● **Supplied material**:
+--

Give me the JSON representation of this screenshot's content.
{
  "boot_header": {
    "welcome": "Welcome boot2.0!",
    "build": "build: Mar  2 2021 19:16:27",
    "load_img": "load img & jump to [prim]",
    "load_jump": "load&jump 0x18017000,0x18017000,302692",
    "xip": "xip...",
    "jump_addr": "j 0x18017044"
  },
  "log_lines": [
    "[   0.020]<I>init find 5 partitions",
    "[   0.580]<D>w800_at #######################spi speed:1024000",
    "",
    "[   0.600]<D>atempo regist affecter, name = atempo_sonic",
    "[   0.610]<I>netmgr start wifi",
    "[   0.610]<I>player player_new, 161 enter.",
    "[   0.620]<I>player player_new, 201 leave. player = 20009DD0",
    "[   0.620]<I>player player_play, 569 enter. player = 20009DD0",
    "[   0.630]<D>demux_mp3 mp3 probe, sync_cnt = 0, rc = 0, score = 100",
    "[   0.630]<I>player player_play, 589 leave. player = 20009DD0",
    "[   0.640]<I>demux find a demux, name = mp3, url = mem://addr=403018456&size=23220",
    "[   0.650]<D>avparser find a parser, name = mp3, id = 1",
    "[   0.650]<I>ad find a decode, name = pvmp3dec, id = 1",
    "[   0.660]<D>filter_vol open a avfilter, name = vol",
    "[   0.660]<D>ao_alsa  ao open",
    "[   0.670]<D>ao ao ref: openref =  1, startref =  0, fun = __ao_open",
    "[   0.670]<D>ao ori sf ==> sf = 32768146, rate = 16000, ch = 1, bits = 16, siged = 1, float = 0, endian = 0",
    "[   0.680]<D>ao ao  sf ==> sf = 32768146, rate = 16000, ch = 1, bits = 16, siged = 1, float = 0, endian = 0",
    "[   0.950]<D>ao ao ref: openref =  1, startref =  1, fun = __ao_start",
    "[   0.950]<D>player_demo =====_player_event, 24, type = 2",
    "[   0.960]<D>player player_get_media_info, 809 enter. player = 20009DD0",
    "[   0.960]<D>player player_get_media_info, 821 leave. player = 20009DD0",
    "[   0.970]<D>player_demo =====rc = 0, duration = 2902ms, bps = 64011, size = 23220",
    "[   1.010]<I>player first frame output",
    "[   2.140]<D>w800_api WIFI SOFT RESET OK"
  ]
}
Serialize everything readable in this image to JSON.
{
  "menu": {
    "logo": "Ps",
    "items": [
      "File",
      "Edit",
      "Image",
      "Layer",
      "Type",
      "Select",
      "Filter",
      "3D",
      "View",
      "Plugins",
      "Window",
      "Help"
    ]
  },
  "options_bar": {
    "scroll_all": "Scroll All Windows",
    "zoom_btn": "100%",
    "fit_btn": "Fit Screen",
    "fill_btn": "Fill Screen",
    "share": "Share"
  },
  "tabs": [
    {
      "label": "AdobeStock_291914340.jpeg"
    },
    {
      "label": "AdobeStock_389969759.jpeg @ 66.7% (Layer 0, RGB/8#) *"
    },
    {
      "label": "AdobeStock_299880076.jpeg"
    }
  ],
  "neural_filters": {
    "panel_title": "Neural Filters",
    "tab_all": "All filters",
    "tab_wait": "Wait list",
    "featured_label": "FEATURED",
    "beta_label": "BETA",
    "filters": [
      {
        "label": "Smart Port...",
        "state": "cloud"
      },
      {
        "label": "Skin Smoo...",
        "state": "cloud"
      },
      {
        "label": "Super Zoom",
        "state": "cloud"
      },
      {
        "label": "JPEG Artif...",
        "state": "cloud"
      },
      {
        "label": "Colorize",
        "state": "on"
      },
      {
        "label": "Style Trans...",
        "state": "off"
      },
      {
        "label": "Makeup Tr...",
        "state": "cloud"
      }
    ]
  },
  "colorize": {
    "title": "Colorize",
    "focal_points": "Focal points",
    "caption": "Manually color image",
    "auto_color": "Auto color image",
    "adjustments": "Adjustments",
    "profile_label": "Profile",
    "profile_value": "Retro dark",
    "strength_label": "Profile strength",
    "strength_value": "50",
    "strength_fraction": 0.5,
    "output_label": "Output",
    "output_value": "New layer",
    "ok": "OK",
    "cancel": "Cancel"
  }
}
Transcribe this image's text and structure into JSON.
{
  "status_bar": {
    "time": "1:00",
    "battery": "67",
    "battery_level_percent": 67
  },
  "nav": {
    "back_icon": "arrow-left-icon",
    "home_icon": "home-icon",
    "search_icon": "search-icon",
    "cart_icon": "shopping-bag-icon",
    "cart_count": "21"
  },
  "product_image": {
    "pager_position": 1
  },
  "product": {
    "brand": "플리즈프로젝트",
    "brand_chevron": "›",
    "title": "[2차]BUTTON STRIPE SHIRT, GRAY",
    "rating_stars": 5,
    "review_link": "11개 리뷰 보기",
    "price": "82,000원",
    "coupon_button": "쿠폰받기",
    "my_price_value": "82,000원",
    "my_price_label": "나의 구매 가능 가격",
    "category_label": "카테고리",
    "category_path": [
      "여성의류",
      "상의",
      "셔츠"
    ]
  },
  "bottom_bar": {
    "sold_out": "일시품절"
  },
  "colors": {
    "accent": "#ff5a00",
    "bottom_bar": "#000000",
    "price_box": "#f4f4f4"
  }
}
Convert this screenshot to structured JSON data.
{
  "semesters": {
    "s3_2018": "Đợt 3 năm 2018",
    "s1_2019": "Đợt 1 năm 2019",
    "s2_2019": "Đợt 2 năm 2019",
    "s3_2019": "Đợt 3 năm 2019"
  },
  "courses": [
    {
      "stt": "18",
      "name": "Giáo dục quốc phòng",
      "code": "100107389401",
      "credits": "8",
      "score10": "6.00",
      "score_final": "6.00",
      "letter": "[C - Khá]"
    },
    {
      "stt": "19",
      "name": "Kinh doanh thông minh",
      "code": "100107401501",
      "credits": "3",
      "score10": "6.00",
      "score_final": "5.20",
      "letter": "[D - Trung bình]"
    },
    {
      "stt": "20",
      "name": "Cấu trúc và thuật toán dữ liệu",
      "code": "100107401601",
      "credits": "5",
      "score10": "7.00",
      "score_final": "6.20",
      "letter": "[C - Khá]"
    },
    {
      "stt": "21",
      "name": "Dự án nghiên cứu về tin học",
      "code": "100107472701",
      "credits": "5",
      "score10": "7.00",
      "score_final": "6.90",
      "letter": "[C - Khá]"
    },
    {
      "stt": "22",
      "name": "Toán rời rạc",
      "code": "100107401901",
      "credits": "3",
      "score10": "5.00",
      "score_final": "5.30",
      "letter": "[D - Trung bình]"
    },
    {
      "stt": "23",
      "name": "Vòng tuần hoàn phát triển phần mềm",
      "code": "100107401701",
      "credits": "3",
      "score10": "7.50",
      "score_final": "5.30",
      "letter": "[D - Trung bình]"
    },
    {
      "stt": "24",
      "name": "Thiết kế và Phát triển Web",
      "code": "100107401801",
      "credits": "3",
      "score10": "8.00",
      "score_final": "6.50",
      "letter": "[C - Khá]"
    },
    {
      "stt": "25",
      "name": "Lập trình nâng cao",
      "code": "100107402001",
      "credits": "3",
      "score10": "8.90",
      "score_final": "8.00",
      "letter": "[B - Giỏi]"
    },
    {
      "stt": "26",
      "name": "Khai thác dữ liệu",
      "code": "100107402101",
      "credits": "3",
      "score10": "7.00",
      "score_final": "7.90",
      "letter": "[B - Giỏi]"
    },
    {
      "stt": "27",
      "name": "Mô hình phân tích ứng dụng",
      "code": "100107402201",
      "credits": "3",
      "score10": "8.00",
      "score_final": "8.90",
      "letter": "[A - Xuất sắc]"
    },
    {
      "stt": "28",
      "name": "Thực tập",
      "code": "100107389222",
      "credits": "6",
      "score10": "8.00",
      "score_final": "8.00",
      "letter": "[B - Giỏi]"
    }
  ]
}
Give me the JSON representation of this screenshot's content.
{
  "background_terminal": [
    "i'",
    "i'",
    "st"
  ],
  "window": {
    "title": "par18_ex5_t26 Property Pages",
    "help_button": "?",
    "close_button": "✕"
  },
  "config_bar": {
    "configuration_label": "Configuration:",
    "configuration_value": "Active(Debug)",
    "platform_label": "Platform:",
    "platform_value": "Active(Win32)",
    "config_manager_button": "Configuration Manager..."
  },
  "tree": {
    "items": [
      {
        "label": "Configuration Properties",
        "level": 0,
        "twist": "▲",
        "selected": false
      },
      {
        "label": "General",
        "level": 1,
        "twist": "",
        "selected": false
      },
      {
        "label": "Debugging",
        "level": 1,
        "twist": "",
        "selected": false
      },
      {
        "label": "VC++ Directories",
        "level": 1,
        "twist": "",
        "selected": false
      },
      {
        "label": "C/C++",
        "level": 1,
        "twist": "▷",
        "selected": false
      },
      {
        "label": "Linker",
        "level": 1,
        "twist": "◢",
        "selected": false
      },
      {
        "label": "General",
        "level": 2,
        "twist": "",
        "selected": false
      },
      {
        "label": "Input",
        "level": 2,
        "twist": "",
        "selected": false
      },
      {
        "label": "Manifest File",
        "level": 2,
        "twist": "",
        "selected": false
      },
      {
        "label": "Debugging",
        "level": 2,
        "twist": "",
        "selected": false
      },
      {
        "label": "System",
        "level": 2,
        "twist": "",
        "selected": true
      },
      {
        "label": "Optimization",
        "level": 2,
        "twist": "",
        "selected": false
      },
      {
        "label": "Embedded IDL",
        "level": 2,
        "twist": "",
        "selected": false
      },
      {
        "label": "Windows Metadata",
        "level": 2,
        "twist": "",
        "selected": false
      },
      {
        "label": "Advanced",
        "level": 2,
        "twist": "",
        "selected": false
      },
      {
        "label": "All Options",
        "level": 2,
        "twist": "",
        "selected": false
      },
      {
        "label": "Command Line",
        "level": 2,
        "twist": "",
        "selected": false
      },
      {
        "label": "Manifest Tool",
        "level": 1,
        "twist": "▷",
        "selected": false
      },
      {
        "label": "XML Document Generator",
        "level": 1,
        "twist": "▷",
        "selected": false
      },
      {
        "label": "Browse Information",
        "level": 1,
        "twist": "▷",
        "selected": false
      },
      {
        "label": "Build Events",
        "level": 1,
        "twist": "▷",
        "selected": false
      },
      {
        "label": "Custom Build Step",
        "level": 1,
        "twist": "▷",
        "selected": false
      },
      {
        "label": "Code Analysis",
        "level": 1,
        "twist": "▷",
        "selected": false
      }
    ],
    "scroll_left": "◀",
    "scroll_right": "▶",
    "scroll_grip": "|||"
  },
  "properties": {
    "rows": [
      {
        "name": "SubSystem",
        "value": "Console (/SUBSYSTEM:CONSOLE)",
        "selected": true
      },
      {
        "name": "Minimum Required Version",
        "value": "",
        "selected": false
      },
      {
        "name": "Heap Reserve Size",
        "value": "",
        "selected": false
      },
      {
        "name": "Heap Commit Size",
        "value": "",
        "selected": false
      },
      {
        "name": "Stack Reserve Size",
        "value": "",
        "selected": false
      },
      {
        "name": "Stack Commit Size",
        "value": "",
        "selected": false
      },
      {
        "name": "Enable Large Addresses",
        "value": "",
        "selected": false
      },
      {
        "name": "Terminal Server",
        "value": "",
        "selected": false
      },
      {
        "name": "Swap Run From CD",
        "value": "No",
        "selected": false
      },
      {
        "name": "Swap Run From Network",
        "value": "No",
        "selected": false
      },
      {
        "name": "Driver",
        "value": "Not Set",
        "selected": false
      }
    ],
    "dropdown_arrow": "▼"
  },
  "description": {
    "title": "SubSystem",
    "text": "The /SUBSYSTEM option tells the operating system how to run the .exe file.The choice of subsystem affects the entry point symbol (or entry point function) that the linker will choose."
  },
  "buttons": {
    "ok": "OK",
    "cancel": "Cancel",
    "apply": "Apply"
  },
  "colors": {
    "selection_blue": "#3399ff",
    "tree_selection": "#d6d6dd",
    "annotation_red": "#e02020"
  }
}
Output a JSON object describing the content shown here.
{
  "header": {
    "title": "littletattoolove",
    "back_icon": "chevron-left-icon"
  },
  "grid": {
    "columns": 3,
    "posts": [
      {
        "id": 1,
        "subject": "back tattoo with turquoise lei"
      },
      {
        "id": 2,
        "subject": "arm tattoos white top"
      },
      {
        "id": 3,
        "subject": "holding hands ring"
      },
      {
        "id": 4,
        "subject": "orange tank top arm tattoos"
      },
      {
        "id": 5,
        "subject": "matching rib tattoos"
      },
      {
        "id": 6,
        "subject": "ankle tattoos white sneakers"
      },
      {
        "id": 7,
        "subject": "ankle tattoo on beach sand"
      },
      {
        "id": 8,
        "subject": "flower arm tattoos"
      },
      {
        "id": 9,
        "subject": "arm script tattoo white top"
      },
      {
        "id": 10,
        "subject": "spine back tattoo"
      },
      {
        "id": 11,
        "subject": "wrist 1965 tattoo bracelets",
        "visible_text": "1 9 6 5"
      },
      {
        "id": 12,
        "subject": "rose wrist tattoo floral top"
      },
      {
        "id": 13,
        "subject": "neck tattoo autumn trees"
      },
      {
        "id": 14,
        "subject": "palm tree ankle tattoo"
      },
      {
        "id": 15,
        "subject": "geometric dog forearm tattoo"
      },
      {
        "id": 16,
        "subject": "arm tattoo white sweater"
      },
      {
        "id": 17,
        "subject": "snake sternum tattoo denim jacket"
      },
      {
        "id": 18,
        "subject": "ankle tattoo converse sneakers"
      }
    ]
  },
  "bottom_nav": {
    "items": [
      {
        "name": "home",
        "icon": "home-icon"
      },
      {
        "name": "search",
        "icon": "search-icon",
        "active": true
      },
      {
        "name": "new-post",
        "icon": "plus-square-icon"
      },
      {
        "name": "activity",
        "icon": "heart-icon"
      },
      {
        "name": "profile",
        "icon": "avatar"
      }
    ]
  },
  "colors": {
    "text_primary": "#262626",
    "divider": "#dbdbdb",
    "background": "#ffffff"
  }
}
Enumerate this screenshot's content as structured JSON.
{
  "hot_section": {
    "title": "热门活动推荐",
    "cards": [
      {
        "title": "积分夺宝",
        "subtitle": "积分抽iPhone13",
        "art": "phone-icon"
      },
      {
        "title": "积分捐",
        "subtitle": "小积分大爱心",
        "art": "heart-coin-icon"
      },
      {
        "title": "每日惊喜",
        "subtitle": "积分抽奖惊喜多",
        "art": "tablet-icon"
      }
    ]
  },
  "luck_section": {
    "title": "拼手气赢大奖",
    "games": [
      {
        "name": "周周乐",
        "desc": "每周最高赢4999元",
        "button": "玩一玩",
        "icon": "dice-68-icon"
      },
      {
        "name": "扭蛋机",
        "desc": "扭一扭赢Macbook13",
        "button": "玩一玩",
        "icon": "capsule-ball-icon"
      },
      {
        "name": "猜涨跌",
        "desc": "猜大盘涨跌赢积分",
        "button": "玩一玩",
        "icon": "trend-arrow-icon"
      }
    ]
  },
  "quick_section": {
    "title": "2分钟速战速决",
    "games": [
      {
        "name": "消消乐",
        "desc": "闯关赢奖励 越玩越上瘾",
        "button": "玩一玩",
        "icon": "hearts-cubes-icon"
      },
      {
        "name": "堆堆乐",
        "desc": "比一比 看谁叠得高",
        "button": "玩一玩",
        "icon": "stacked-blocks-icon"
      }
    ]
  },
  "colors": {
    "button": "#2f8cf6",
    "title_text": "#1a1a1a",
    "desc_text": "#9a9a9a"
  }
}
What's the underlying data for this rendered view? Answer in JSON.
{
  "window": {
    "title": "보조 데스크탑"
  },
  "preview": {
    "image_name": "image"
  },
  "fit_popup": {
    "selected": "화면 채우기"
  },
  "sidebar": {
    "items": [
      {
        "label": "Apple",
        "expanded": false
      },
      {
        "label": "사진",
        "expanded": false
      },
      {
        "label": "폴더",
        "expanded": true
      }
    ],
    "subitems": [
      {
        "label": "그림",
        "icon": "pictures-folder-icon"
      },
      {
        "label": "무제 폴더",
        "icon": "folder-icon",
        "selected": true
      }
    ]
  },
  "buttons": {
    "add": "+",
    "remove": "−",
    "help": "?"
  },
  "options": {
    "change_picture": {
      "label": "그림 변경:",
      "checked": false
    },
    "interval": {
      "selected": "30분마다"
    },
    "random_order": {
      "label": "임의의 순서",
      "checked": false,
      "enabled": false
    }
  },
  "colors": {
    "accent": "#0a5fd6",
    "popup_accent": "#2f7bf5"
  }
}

+--

● **Task statement**: Copy each line of the preceding data that contains the string "startref".

● **Task solution**:
    "[   0.670]<D>ao ao ref: openref =  1, startref =  0, fun = __ao_open",
    "[   0.950]<D>ao ao ref: openref =  1, startref =  1, fun = __ao_start",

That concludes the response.